Retype the material word for word.

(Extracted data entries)
——

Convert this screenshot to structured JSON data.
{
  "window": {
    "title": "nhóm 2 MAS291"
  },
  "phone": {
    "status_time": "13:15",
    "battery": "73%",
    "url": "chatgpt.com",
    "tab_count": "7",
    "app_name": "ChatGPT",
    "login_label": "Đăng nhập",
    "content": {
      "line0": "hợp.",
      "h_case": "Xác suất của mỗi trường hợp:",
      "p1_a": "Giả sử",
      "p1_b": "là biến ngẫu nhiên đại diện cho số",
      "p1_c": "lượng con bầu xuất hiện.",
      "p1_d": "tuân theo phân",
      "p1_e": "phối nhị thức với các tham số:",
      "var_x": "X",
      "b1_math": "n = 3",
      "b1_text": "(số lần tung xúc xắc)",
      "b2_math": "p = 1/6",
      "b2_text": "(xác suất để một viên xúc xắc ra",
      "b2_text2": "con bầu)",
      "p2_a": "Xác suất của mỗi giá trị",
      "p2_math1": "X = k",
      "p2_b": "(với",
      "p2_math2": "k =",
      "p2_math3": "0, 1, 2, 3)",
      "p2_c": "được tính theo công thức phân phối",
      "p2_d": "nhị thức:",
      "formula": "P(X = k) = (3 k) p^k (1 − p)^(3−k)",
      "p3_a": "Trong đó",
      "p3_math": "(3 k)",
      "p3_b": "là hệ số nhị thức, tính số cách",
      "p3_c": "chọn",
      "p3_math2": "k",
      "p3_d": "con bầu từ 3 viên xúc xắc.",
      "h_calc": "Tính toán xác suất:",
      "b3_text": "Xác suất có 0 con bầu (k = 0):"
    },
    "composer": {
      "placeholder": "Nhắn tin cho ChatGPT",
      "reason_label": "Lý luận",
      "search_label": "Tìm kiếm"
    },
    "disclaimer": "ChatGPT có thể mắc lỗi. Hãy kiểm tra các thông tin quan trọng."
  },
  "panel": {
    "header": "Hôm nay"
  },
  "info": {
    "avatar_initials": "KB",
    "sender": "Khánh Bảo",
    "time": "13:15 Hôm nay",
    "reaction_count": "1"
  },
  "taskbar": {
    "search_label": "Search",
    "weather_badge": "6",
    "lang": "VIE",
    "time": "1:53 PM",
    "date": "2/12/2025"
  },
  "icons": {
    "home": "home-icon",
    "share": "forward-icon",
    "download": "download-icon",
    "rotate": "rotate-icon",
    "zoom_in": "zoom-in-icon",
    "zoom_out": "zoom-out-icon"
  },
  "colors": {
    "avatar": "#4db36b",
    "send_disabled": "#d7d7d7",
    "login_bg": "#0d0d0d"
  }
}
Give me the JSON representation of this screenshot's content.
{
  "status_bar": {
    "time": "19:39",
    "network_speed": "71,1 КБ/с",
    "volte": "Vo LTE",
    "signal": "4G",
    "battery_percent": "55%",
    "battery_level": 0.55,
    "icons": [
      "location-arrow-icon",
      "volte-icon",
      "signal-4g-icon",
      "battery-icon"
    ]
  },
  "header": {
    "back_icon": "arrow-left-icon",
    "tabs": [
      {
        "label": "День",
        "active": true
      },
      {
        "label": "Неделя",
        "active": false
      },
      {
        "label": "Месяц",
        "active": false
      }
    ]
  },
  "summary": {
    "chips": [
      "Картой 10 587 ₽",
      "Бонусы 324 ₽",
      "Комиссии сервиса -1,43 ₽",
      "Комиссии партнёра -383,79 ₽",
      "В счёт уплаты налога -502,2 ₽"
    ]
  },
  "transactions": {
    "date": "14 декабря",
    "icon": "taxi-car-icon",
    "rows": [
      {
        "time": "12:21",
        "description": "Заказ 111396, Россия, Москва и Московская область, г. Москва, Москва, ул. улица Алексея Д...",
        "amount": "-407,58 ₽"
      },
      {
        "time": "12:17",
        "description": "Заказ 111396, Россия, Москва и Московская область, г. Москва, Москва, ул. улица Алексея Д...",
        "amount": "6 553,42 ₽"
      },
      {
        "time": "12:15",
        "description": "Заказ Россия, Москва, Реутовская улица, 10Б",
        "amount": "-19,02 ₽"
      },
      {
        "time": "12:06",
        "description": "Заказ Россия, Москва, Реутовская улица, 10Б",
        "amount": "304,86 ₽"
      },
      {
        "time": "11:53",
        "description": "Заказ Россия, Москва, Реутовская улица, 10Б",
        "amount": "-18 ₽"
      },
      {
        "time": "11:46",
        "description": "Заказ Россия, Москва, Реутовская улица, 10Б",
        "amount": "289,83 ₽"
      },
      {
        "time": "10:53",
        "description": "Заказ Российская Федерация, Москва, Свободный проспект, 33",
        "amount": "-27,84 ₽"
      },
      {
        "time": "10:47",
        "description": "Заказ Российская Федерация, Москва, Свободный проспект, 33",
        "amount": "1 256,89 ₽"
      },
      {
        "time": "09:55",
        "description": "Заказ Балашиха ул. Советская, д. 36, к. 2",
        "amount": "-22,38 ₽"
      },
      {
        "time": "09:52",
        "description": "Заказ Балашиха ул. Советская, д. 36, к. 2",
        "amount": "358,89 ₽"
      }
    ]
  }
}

——

_Response to the task_
Convert this screenshot to structured JSON data.
{
  "window": {
    "title": "nhóm 2 MAS291"
  },
  "phone": {
    "status_time": "13:15",
    "battery": "73%",
    "url": "chatgpt.com",
    "tab_count": "7",
    "app_name": "ChatGPT",
    "login_label": "Đăng nhập",
    "content": {
      "line0": "hợp.",
      "h_case": "Xác suất của mỗi trường hợp:",
      "p1_a": "Giả sử",
      "p1_b": "là biến ngẫu nhiên đại diện cho số",
      "p1_c": "lượng con bầu xuất hiện.",
      "p1_d": "tuân theo phân",
      "p1_e": "phối nhị thức với các tham số:",
      "var_x": "X",
      "b1_math": "n = 3",
      "b1_text": "(số lần tung xúc xắc)",
      "b2_math": "p = 1/6",
      "b2_text": "(xác suất để một viên xúc xắc ra",
      "b2_text2": "con bầu)",
      "p2_a": "Xác suất của mỗi giá trị",
      "p2_math1": "X = k",
      "p2_b": "(với",
      "p2_math2": "k =",
      "p2_math3": "0, 1, 2, 3)",
      "p2_c": "được tính theo công thức phân phối",
      "p2_d": "nhị thức:",
      "formula": "P(X = k) = (3 k) p^k (1 − p)^(3−k)",
      "p3_a": "Trong đó",
      "p3_math": "(3 k)",
      "p3_b": "là hệ số nhị thức, tính số cách",
      "p3_c": "chọn",
      "p3_math2": "k",
      "p3_d": "con bầu từ 3 viên xúc xắc.",
      "h_calc": "Tính toán xác suất:",
      "b3_text": "Xác suất có 0 con bầu (k = 0):"
    },
    "composer": {
      "placeholder": "Nhắn tin cho ChatGPT",
      "reason_label": "Lý luận",
      "search_label": "Tìm kiếm"
    },
    "disclaimer": "ChatGPT có thể mắc lỗi. Hãy kiểm tra các thông tin quan trọng."
  },
  "panel": {
    "header": "Hôm nay"
  },
  "info": {
    "avatar_initials": "KB",
    "sender": "Khánh Bảo",
    "time": "13:15 Hôm nay",
    "reaction_count": "1"
  },
  "taskbar": {
    "search_label": "Search",
    "weather_badge": "6",
    "lang": "VIE",
    "time": "1:53 PM",
    "date": "2/12/2025"
  },
  "icons": {
    "home": "home-icon",
    "share": "forward-icon",
    "download": "download-icon",
    "rotate": "rotate-icon",
    "zoom_in": "zoom-in-icon",
    "zoom_out": "zoom-out-icon"
  },
  "colors": {
    "avatar": "#4db36b",
    "send_disabled": "#d7d7d7",
    "login_bg": "#0d0d0d"
  }
}
Give me the JSON representation of this screenshot's content.
{
  "status_bar": {
    "time": "19:39",
    "network_speed": "71,1 КБ/с",
    "volte": "Vo LTE",
    "signal": "4G",
    "battery_percent": "55%",
    "battery_level": 0.55,
    "icons": [
      "location-arrow-icon",
      "volte-icon",
      "signal-4g-icon",
      "battery-icon"
    ]
  },
  "header": {
    "back_icon": "arrow-left-icon",
    "tabs": [
      {
        "label": "День",
        "active": true
      },
      {
        "label": "Неделя",
        "active": false
      },
      {
        "label": "Месяц",
        "active": false
      }
    ]
  },
  "summary": {
    "chips": [
      "Картой 10 587 ₽",
      "Бонусы 324 ₽",
      "Комиссии сервиса -1,43 ₽",
      "Комиссии партнёра -383,79 ₽",
      "В счёт уплаты налога -502,2 ₽"
    ]
  },
  "transactions": {
    "date": "14 декабря",
    "icon": "taxi-car-icon",
    "rows": [
      {
        "time": "12:21",
        "description": "Заказ 111396, Россия, Москва и Московская область, г. Москва, Москва, ул. улица Алексея Д...",
        "amount": "-407,58 ₽"
      },
      {
        "time": "12:17",
        "description": "Заказ 111396, Россия, Москва и Московская область, г. Москва, Москва, ул. улица Алексея Д...",
        "amount": "6 553,42 ₽"
      },
      {
        "time": "12:15",
        "description": "Заказ Россия, Москва, Реутовская улица, 10Б",
        "amount": "-19,02 ₽"
      },
      {
        "time": "12:06",
        "description": "Заказ Россия, Москва, Реутовская улица, 10Б",
        "amount": "304,86 ₽"
      },
      {
        "time": "11:53",
        "description": "Заказ Россия, Москва, Реутовская улица, 10Б",
        "amount": "-18 ₽"
      },
      {
        "time": "11:46",
        "description": "Заказ Россия, Москва, Реутовская улица, 10Б",
        "amount": "289,83 ₽"
      },
      {
        "time": "10:53",
        "description": "Заказ Российская Федерация, Москва, Свободный проспект, 33",
        "amount": "-27,84 ₽"
      },
      {
        "time": "10:47",
        "description": "Заказ Российская Федерация, Москва, Свободный проспект, 33",
        "amount": "1 256,89 ₽"
      },
      {
        "time": "09:55",
        "description": "Заказ Балашиха ул. Советская, д. 36, к. 2",
        "amount": "-22,38 ₽"
      },
      {
        "time": "09:52",
        "description": "Заказ Балашиха ул. Советская, д. 36, к. 2",
        "amount": "358,89 ₽"
      }
    ]
  }
}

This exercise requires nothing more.